The exercise:
Copy out every line of the records where the string "TEMPLATE" occurs.

=-=-=

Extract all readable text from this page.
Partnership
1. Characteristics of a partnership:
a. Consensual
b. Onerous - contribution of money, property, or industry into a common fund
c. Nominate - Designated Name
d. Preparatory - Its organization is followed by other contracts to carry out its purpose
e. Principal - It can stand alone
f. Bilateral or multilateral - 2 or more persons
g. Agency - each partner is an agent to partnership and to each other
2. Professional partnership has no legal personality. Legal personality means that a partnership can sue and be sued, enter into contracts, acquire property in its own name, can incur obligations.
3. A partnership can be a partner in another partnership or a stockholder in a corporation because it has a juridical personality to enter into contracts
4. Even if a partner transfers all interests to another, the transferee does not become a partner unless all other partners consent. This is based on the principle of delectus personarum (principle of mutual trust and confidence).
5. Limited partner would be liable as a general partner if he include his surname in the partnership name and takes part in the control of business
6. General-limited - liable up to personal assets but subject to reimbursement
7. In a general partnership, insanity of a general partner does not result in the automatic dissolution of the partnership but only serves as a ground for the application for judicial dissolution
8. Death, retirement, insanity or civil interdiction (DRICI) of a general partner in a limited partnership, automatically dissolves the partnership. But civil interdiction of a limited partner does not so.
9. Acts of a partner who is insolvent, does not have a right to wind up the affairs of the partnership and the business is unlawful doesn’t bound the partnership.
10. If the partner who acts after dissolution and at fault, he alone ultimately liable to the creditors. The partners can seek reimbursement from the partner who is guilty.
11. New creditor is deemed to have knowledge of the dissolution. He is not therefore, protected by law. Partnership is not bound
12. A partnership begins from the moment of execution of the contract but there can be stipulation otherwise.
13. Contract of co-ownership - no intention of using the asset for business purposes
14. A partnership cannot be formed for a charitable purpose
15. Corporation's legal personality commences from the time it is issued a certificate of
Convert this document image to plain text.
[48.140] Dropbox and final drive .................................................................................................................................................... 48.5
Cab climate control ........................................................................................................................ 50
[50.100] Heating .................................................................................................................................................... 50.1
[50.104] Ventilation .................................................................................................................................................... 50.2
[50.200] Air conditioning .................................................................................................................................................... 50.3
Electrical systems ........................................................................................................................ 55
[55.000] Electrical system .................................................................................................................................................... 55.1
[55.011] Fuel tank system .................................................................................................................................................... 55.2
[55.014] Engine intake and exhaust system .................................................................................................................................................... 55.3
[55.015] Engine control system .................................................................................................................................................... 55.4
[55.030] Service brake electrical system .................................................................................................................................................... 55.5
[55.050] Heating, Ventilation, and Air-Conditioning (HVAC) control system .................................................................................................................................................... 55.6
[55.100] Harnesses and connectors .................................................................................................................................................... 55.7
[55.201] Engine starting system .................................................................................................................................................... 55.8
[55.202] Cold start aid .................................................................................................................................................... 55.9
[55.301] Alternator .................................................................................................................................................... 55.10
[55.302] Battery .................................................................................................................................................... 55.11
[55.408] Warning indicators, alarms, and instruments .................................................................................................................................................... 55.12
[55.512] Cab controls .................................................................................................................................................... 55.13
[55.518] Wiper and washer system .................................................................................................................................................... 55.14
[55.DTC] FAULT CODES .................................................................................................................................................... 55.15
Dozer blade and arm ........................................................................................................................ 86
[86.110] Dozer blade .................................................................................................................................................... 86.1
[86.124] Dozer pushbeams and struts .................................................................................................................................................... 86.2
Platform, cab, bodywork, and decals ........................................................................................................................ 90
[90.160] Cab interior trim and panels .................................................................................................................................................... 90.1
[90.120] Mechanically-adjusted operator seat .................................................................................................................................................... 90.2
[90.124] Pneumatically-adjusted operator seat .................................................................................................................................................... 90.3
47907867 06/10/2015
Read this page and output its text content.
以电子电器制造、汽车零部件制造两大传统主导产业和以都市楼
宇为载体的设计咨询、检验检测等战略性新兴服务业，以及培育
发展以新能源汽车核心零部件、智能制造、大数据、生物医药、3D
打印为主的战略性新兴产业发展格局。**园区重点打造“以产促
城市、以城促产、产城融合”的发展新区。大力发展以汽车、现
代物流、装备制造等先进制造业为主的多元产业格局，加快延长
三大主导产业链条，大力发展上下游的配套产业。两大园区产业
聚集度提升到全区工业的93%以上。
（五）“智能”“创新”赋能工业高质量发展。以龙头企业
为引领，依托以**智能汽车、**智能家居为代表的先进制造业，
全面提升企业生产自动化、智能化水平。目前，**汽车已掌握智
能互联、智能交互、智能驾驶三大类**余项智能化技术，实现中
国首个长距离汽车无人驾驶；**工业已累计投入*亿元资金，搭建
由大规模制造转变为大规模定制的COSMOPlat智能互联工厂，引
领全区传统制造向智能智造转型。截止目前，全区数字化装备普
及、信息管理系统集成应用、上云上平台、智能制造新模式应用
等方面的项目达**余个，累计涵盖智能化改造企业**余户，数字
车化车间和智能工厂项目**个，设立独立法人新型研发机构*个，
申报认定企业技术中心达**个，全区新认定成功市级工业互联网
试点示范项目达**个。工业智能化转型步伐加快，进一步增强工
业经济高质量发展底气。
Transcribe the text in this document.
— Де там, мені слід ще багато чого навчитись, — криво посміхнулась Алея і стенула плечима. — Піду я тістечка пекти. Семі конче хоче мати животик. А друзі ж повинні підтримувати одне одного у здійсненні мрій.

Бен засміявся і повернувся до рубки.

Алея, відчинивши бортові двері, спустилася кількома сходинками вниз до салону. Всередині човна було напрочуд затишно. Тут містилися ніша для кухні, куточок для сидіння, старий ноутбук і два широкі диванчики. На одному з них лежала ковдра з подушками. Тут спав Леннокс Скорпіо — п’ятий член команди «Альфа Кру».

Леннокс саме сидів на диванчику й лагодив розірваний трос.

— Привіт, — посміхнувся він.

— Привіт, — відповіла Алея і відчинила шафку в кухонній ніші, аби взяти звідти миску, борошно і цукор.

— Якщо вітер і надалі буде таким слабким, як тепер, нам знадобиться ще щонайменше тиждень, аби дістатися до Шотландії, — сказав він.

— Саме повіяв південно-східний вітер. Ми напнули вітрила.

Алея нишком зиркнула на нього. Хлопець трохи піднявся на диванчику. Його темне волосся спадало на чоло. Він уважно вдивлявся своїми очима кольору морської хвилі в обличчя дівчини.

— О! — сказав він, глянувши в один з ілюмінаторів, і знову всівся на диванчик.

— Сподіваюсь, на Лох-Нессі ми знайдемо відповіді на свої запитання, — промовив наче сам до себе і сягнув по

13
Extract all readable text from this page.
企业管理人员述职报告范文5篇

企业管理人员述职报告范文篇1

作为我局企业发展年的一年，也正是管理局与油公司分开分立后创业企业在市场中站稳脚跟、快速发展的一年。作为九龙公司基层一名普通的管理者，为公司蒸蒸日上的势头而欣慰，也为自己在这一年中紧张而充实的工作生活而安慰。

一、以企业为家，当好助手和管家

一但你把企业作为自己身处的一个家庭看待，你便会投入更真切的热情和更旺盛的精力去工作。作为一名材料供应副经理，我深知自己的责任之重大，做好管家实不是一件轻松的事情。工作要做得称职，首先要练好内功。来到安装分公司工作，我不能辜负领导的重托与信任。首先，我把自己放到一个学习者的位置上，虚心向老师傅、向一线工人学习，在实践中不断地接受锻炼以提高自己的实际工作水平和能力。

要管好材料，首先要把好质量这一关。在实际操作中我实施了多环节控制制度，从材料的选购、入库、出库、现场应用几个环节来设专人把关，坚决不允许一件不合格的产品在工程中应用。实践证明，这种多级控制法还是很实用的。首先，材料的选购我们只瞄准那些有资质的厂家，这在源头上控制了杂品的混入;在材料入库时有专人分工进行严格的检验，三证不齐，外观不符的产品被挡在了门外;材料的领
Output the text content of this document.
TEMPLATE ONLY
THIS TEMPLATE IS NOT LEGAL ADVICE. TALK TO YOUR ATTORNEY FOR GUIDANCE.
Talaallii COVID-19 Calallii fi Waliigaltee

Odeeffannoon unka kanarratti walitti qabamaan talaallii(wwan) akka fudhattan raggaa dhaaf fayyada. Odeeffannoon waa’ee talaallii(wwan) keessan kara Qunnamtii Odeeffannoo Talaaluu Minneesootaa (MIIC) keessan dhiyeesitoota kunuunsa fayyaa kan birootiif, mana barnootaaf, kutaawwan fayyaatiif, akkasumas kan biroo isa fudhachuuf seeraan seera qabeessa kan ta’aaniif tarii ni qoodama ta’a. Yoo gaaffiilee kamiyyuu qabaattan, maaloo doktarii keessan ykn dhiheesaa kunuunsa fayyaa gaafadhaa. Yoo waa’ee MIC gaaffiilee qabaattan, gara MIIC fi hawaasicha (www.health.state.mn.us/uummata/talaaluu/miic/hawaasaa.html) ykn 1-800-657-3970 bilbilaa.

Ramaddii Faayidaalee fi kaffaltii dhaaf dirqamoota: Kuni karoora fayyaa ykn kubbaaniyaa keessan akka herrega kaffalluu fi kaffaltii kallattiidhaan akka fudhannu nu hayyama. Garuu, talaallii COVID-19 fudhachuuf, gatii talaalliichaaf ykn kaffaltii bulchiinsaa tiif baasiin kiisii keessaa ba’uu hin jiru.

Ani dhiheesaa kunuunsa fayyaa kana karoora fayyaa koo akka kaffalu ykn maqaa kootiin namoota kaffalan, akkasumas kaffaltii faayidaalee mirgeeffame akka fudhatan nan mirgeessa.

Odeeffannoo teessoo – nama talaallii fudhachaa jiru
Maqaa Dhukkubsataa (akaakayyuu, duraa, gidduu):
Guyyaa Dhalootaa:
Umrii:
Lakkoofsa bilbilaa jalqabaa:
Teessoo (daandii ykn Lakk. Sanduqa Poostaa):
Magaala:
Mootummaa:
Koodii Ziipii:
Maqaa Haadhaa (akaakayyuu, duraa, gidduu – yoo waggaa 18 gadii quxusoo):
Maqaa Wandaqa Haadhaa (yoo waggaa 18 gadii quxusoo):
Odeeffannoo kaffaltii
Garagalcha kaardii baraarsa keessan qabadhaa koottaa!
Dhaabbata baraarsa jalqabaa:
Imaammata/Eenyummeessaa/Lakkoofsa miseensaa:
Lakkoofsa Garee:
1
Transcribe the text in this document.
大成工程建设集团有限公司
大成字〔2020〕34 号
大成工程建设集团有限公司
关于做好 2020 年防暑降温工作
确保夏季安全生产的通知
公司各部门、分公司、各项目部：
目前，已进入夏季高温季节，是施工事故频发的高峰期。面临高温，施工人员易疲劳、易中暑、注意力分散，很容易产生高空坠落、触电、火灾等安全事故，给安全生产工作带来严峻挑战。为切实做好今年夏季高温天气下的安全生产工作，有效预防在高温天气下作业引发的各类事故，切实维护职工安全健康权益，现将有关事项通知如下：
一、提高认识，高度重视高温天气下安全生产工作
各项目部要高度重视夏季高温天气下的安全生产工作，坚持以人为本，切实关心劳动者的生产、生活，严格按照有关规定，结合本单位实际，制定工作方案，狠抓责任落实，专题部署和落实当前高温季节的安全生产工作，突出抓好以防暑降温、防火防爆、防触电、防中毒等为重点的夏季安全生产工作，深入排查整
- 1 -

=-=-=

Expected answer:
TEMPLATE ONLY
THIS TEMPLATE IS NOT LEGAL ADVICE. TALK TO YOUR ATTORNEY FOR GUIDANCE.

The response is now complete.